Work instructions: How many lines of the records below contain the word "screenshot"? Answer with the number alone.

_ _ _ _ _

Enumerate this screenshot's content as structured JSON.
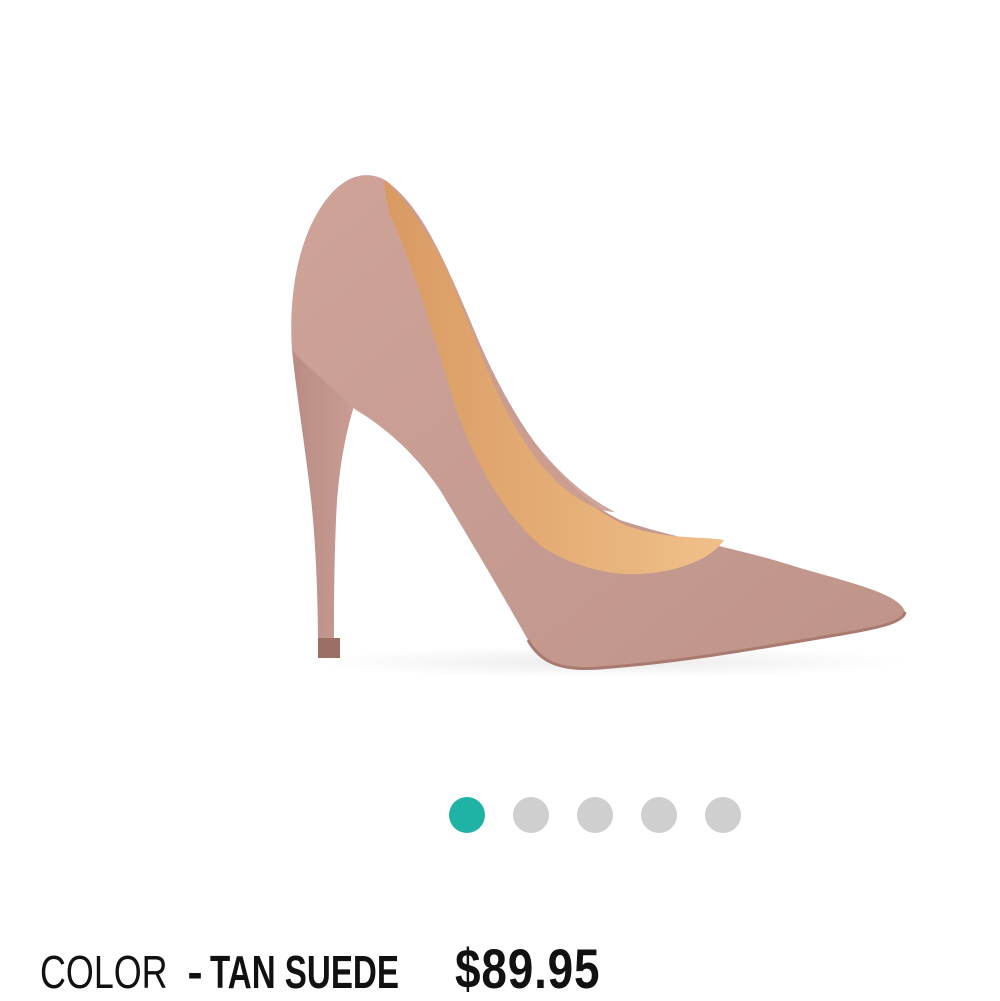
{
  "product": {
    "image_alt": "pump-shoe-image",
    "color_label": "COLOR",
    "color_separator": "-",
    "color_value": "TAN SUEDE",
    "price": "$89.95"
  },
  "carousel": {
    "total": 5,
    "active_index": 0
  },
  "colors": {
    "suede": "#c99c92",
    "lining": "#e8b07a",
    "dot_active": "#1fb3a6",
    "dot_inactive": "#cfcfcf",
    "text": "#111111"
  }
}
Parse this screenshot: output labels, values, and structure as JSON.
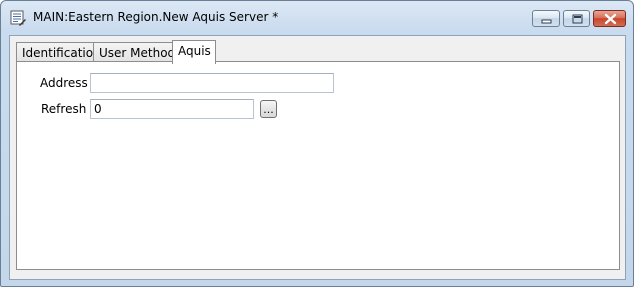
{
  "window": {
    "title": "MAIN:Eastern Region.New Aquis Server *"
  },
  "tabs": [
    {
      "label": "Identification",
      "selected": false
    },
    {
      "label": "User Methods",
      "selected": false
    },
    {
      "label": "Aquis",
      "selected": true
    }
  ],
  "form": {
    "address_label": "Address",
    "address_value": "",
    "refresh_label": "Refresh",
    "refresh_value": "0",
    "browse_label": "..."
  },
  "colors": {
    "title_bar": "#c9dbee",
    "close_button": "#c7452d",
    "panel_background": "#ffffff"
  },
  "icons": {
    "app": "server-properties-icon",
    "minimize": "minimize-icon",
    "maximize": "maximize-icon",
    "close": "close-icon"
  }
}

_ _ _ _ _

Output: 2